__Items from a figure collection__
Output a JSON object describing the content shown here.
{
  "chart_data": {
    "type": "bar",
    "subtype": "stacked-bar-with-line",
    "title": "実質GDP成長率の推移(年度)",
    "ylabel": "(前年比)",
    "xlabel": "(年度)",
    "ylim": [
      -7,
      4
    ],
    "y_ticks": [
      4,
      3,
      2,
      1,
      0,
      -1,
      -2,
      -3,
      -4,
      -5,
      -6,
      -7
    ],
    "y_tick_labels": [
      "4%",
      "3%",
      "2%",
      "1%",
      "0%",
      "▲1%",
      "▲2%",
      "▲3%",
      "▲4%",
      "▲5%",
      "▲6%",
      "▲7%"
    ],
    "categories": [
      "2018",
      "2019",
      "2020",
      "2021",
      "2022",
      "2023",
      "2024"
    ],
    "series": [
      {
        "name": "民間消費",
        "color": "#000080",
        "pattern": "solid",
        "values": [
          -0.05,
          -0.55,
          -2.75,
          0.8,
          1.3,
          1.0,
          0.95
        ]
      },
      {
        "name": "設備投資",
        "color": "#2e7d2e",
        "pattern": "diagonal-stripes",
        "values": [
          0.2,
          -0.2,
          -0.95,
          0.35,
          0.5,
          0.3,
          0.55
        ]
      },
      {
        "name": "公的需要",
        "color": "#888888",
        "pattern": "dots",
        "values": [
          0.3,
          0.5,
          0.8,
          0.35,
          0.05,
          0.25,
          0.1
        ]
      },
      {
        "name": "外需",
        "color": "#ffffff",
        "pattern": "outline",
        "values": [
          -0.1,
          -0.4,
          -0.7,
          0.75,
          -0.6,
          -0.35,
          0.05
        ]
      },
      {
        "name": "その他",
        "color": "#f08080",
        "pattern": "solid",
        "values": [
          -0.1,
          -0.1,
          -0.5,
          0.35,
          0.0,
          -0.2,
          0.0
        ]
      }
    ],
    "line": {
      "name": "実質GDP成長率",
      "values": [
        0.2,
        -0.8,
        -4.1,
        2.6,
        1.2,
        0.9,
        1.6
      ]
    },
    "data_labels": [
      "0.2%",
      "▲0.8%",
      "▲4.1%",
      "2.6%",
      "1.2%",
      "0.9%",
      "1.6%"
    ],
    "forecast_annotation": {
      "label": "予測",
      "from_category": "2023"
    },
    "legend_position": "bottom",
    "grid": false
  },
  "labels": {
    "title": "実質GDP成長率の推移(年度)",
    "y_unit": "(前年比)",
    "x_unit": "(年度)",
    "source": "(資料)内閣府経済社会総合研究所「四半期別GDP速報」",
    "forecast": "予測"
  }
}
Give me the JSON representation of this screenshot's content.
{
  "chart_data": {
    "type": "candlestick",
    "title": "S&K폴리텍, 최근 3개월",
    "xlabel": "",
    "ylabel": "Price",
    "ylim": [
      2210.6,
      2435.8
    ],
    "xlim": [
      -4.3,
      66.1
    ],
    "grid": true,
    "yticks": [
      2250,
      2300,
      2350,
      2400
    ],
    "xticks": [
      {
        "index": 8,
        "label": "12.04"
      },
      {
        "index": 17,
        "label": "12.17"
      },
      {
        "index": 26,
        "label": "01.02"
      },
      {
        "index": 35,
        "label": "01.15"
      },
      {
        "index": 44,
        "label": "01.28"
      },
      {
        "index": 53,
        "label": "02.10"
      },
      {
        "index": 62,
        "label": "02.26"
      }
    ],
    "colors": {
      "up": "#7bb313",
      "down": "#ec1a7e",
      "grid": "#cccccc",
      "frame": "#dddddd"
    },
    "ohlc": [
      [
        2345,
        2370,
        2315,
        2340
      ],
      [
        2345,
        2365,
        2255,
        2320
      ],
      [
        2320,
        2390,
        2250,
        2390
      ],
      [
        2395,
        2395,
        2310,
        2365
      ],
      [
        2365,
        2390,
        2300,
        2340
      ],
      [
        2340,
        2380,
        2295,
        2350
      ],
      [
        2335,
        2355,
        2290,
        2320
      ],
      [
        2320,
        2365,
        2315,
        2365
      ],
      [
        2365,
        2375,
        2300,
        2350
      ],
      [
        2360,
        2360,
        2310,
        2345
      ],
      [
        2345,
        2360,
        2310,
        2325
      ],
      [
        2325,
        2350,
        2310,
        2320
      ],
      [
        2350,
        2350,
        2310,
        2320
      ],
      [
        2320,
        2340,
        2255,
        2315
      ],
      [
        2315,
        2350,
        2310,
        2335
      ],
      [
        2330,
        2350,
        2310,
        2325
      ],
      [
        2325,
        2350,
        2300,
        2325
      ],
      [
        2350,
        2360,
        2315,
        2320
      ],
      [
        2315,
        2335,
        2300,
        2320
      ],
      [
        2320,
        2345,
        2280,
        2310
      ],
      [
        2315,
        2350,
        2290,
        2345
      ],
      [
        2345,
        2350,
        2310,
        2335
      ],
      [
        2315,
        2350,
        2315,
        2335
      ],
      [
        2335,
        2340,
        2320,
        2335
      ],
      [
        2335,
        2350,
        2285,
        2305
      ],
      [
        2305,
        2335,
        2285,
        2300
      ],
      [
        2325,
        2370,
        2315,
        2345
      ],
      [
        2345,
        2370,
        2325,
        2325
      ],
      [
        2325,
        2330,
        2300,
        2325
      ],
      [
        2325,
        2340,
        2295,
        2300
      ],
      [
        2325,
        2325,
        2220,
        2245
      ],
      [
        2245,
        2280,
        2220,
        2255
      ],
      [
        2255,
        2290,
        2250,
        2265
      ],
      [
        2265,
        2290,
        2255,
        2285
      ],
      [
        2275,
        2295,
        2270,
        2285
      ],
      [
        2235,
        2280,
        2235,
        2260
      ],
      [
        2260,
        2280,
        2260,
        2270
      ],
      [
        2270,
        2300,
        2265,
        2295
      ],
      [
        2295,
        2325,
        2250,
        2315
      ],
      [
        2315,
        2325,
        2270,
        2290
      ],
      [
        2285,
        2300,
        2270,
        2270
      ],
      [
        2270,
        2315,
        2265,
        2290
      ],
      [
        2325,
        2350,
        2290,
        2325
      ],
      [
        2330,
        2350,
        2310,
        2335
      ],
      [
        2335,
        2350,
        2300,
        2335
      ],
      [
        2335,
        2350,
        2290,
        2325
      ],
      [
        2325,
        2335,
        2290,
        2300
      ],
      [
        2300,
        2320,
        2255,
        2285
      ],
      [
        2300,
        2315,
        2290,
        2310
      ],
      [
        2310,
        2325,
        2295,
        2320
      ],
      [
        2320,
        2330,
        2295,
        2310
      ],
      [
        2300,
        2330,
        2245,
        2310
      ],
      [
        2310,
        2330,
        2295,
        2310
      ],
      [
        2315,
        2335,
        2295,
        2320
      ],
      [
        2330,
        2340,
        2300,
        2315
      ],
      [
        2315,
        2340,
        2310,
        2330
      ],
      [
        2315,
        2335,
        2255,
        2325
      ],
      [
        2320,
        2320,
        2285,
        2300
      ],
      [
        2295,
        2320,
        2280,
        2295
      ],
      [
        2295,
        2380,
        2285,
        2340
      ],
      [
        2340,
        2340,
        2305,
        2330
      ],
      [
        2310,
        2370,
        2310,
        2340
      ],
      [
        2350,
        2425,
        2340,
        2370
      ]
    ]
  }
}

__Work required__
Which lines hold the string "content"? Copy all of them from the data above.

__Result__
Output a JSON object describing the content shown here.
Give me the JSON representation of this screenshot's content.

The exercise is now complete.